_DIRECTIONS FOR THIS TASK_:
Please reproduce every line in the listing below without any change.

──────── DATASET CONTENT ────────

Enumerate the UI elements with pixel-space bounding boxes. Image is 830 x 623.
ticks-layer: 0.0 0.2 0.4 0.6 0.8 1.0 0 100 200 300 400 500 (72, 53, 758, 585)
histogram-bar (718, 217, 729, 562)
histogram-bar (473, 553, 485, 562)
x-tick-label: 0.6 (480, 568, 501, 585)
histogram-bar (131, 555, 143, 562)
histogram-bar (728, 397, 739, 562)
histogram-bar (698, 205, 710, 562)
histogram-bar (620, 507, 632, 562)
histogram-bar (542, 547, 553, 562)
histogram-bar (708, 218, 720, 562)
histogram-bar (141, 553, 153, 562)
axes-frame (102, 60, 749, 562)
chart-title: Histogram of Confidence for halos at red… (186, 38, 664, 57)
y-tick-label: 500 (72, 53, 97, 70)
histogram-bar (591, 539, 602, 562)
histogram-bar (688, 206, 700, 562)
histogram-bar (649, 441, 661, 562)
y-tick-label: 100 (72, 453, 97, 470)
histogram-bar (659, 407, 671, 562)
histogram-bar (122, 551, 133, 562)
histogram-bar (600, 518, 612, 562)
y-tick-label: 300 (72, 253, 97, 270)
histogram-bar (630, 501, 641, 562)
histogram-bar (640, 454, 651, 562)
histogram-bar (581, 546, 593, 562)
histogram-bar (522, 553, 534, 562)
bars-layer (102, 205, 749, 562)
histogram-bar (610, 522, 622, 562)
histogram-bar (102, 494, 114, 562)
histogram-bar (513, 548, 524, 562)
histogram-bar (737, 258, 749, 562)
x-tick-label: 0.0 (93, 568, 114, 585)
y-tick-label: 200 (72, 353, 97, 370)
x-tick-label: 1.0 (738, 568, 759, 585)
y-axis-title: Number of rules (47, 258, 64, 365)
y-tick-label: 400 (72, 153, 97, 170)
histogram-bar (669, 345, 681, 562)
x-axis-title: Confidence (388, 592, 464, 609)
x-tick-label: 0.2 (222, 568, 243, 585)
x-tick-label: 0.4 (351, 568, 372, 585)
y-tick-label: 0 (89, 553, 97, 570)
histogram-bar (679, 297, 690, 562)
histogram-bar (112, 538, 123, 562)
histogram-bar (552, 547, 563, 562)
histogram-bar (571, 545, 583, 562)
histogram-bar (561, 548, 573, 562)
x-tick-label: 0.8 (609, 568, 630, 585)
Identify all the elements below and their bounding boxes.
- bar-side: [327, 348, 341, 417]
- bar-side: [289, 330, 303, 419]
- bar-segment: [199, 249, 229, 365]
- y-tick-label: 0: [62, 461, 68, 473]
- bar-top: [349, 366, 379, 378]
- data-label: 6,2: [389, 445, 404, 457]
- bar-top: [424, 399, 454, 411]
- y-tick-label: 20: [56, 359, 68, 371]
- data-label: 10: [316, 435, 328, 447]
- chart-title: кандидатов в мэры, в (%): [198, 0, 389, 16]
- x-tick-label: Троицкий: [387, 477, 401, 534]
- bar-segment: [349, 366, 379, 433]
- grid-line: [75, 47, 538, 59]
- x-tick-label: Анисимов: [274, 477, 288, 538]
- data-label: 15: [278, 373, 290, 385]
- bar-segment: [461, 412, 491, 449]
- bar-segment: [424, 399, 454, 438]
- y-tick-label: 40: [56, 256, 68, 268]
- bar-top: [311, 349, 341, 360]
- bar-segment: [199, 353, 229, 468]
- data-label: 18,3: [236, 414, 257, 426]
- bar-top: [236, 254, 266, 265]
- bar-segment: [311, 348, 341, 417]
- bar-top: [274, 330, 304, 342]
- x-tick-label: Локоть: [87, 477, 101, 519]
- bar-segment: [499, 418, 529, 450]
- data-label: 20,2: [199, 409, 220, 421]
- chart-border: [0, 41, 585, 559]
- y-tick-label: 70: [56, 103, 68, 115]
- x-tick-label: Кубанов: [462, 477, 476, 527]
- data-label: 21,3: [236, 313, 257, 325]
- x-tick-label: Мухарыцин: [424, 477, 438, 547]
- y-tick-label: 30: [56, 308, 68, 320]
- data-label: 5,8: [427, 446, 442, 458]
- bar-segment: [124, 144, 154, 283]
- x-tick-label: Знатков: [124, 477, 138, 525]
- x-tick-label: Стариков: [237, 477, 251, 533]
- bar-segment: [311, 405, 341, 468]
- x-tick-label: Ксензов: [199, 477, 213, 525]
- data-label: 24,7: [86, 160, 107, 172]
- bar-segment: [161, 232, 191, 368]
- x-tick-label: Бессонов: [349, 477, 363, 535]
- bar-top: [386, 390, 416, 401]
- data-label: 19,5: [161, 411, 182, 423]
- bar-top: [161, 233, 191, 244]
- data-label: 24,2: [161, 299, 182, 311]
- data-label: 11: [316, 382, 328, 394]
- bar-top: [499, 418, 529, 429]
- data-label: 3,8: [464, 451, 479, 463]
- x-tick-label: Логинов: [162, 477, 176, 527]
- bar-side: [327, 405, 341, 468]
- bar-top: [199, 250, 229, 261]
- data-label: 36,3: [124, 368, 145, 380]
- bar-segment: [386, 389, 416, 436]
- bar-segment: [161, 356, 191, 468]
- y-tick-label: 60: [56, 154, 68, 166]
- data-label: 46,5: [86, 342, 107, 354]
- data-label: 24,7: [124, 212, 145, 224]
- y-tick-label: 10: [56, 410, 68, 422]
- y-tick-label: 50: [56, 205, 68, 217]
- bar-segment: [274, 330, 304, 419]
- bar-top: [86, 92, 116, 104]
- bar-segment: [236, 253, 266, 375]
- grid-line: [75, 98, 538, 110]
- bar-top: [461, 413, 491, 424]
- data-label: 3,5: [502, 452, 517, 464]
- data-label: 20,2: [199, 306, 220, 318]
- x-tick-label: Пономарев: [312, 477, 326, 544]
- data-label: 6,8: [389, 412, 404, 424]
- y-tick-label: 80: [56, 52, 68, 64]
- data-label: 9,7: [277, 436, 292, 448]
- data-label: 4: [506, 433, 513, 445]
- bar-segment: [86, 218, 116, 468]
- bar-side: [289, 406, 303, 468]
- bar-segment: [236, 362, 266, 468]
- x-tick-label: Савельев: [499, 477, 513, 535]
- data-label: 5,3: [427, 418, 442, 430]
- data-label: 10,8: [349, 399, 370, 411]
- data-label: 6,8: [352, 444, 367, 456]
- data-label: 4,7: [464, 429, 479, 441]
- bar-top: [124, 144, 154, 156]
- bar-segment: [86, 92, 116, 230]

────────

_THE COMPLETED TASK_:
Enumerate the UI elements with pixel-space bounding boxes. Image is 830 x 623.
ticks-layer: 0.0 0.2 0.4 0.6 0.8 1.0 0 100 200 300 400 500 (72, 53, 758, 585)
histogram-bar (718, 217, 729, 562)
histogram-bar (473, 553, 485, 562)
x-tick-label: 0.6 (480, 568, 501, 585)
histogram-bar (131, 555, 143, 562)
histogram-bar (728, 397, 739, 562)
histogram-bar (698, 205, 710, 562)
histogram-bar (620, 507, 632, 562)
histogram-bar (542, 547, 553, 562)
histogram-bar (708, 218, 720, 562)
histogram-bar (141, 553, 153, 562)
axes-frame (102, 60, 749, 562)
chart-title: Histogram of Confidence for halos at red… (186, 38, 664, 57)
y-tick-label: 500 (72, 53, 97, 70)
histogram-bar (591, 539, 602, 562)
histogram-bar (688, 206, 700, 562)
histogram-bar (649, 441, 661, 562)
y-tick-label: 100 (72, 453, 97, 470)
histogram-bar (659, 407, 671, 562)
histogram-bar (122, 551, 133, 562)
histogram-bar (600, 518, 612, 562)
y-tick-label: 300 (72, 253, 97, 270)
histogram-bar (630, 501, 641, 562)
histogram-bar (640, 454, 651, 562)
histogram-bar (581, 546, 593, 562)
histogram-bar (522, 553, 534, 562)
bars-layer (102, 205, 749, 562)
histogram-bar (610, 522, 622, 562)
histogram-bar (102, 494, 114, 562)
histogram-bar (513, 548, 524, 562)
histogram-bar (737, 258, 749, 562)
x-tick-label: 0.0 (93, 568, 114, 585)
y-tick-label: 200 (72, 353, 97, 370)
x-tick-label: 1.0 (738, 568, 759, 585)
y-axis-title: Number of rules (47, 258, 64, 365)
y-tick-label: 400 (72, 153, 97, 170)
histogram-bar (669, 345, 681, 562)
x-axis-title: Confidence (388, 592, 464, 609)
x-tick-label: 0.2 (222, 568, 243, 585)
x-tick-label: 0.4 (351, 568, 372, 585)
y-tick-label: 0 (89, 553, 97, 570)
histogram-bar (679, 297, 690, 562)
histogram-bar (112, 538, 123, 562)
histogram-bar (552, 547, 563, 562)
histogram-bar (571, 545, 583, 562)
histogram-bar (561, 548, 573, 562)
x-tick-label: 0.8 (609, 568, 630, 585)
Identify all the elements below and their bounding boxes.
- bar-side: [327, 348, 341, 417]
- bar-side: [289, 330, 303, 419]
- bar-segment: [199, 249, 229, 365]
- y-tick-label: 0: [62, 461, 68, 473]
- bar-top: [349, 366, 379, 378]
- data-label: 6,2: [389, 445, 404, 457]
- bar-top: [424, 399, 454, 411]
- y-tick-label: 20: [56, 359, 68, 371]
- data-label: 10: [316, 435, 328, 447]
- chart-title: кандидатов в мэры, в (%): [198, 0, 389, 16]
- x-tick-label: Троицкий: [387, 477, 401, 534]
- bar-segment: [349, 366, 379, 433]
- grid-line: [75, 47, 538, 59]
- x-tick-label: Анисимов: [274, 477, 288, 538]
- data-label: 15: [278, 373, 290, 385]
- bar-segment: [461, 412, 491, 449]
- bar-segment: [424, 399, 454, 438]
- y-tick-label: 40: [56, 256, 68, 268]
- bar-top: [311, 349, 341, 360]
- bar-segment: [199, 353, 229, 468]
- data-label: 18,3: [236, 414, 257, 426]
- bar-top: [236, 254, 266, 265]
- bar-segment: [311, 348, 341, 417]
- bar-top: [274, 330, 304, 342]
- x-tick-label: Локоть: [87, 477, 101, 519]
- bar-segment: [499, 418, 529, 450]
- data-label: 20,2: [199, 409, 220, 421]
- chart-border: [0, 41, 585, 559]
- y-tick-label: 70: [56, 103, 68, 115]
- x-tick-label: Кубанов: [462, 477, 476, 527]
- data-label: 21,3: [236, 313, 257, 325]
- x-tick-label: Мухарыцин: [424, 477, 438, 547]
- y-tick-label: 30: [56, 308, 68, 320]
- data-label: 5,8: [427, 446, 442, 458]
- bar-segment: [124, 144, 154, 283]
- x-tick-label: Знатков: [124, 477, 138, 525]
- x-tick-label: Стариков: [237, 477, 251, 533]
- bar-segment: [311, 405, 341, 468]
- x-tick-label: Ксензов: [199, 477, 213, 525]
- data-label: 24,7: [86, 160, 107, 172]
- bar-segment: [161, 232, 191, 368]
- x-tick-label: Бессонов: [349, 477, 363, 535]
- bar-top: [386, 390, 416, 401]
- data-label: 19,5: [161, 411, 182, 423]
- bar-top: [161, 233, 191, 244]
- data-label: 24,2: [161, 299, 182, 311]
- data-label: 11: [316, 382, 328, 394]
- bar-top: [499, 418, 529, 429]
- data-label: 3,8: [464, 451, 479, 463]
- x-tick-label: Логинов: [162, 477, 176, 527]
- bar-side: [327, 405, 341, 468]
- bar-top: [199, 250, 229, 261]
- data-label: 36,3: [124, 368, 145, 380]
- bar-segment: [386, 389, 416, 436]
- bar-segment: [161, 356, 191, 468]
- y-tick-label: 60: [56, 154, 68, 166]
- data-label: 46,5: [86, 342, 107, 354]
- data-label: 24,7: [124, 212, 145, 224]
- y-tick-label: 10: [56, 410, 68, 422]
- y-tick-label: 50: [56, 205, 68, 217]
- bar-segment: [274, 330, 304, 419]
- bar-top: [86, 92, 116, 104]
- bar-segment: [236, 253, 266, 375]
- grid-line: [75, 98, 538, 110]
- bar-top: [461, 413, 491, 424]
- data-label: 3,5: [502, 452, 517, 464]
- data-label: 20,2: [199, 306, 220, 318]
- x-tick-label: Пономарев: [312, 477, 326, 544]
- data-label: 6,8: [389, 412, 404, 424]
- y-tick-label: 80: [56, 52, 68, 64]
- data-label: 9,7: [277, 436, 292, 448]
- data-label: 4: [506, 433, 513, 445]
- bar-segment: [86, 218, 116, 468]
- bar-side: [289, 406, 303, 468]
- bar-segment: [236, 362, 266, 468]
- x-tick-label: Савельев: [499, 477, 513, 535]
- data-label: 5,3: [427, 418, 442, 430]
- data-label: 10,8: [349, 399, 370, 411]
- data-label: 6,8: [352, 444, 367, 456]
- data-label: 4,7: [464, 429, 479, 441]
- bar-top: [124, 144, 154, 156]
- bar-segment: [86, 92, 116, 230]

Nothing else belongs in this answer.